◆ DO THIS ◆
Pull out every line below holding the word "name".

◆ INPUT ◆
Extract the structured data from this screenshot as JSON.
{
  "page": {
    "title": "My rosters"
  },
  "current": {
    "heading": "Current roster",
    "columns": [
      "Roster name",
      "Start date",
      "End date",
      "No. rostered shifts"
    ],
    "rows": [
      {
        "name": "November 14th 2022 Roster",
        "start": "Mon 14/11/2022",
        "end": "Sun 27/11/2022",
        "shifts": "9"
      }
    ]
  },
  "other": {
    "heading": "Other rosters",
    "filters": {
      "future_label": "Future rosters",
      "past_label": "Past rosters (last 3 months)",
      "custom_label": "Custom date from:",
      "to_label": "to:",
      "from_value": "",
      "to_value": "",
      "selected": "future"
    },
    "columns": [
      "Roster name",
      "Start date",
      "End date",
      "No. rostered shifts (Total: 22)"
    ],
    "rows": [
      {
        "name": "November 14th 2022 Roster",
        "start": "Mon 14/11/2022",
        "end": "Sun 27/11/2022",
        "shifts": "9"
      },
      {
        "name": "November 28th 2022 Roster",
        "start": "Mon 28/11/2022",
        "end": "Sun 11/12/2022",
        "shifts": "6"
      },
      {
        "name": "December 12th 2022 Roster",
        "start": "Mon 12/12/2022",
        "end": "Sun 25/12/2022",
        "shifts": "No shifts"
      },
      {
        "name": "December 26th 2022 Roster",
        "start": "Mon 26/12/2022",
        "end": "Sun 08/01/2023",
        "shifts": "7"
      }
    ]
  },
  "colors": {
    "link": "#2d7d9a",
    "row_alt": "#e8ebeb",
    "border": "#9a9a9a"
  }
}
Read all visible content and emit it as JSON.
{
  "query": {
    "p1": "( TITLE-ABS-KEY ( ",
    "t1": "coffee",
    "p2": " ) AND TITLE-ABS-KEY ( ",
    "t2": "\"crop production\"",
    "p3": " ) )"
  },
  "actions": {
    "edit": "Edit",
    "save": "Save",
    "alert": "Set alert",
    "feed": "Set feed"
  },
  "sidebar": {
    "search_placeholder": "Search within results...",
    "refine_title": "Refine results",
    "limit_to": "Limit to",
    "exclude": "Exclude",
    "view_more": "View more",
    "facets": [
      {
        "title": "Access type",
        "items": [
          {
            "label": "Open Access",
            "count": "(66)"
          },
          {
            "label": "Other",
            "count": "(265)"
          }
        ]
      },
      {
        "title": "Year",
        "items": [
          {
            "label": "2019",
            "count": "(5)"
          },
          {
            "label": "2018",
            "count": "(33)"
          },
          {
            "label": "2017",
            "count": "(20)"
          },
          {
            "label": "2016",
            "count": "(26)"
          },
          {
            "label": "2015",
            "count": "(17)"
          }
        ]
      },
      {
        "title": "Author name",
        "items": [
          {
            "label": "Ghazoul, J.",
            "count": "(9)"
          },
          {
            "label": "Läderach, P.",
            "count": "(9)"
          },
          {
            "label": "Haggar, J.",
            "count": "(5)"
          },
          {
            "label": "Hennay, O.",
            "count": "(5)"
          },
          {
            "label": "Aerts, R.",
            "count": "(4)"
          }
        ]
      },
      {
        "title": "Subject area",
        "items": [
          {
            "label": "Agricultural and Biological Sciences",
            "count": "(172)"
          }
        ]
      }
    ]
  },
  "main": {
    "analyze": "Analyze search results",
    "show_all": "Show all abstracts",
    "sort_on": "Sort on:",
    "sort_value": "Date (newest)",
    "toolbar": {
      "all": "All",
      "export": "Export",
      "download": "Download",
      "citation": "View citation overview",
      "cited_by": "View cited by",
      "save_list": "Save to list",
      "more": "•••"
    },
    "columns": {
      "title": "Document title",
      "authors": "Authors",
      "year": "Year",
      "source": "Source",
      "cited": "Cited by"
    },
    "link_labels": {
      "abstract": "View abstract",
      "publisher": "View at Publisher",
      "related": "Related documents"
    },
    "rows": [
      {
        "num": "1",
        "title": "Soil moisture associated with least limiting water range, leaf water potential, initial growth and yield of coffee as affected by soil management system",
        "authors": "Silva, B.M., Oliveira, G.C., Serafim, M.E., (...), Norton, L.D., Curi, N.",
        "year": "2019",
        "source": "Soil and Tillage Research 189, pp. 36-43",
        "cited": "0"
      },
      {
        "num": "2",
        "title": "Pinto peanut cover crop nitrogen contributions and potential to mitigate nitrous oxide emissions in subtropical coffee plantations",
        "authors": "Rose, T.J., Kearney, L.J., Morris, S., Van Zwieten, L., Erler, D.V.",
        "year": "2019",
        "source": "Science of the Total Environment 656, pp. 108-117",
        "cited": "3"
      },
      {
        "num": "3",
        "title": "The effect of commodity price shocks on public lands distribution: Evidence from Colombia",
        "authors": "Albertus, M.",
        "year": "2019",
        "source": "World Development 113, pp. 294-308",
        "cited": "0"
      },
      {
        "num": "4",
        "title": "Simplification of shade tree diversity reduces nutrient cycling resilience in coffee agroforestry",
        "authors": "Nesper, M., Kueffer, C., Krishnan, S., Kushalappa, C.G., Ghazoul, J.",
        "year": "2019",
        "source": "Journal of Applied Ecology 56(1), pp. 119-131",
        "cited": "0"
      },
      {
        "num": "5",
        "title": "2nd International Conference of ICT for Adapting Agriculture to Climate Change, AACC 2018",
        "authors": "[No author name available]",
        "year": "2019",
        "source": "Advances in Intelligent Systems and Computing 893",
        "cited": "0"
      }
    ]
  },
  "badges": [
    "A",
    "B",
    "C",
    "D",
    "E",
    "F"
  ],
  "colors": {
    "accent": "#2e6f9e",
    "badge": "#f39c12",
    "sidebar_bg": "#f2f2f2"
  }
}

◆ EXPECTED OUTPUT ◆
      "Roster name",
        "name": "November 14th 2022 Roster",
      "Roster name",
        "name": "November 14th 2022 Roster",
        "name": "November 28th 2022 Roster",
        "name": "December 12th 2022 Roster",
        "name": "December 26th 2022 Roster",
        "title": "Author name",
        "authors": "[No author name available]",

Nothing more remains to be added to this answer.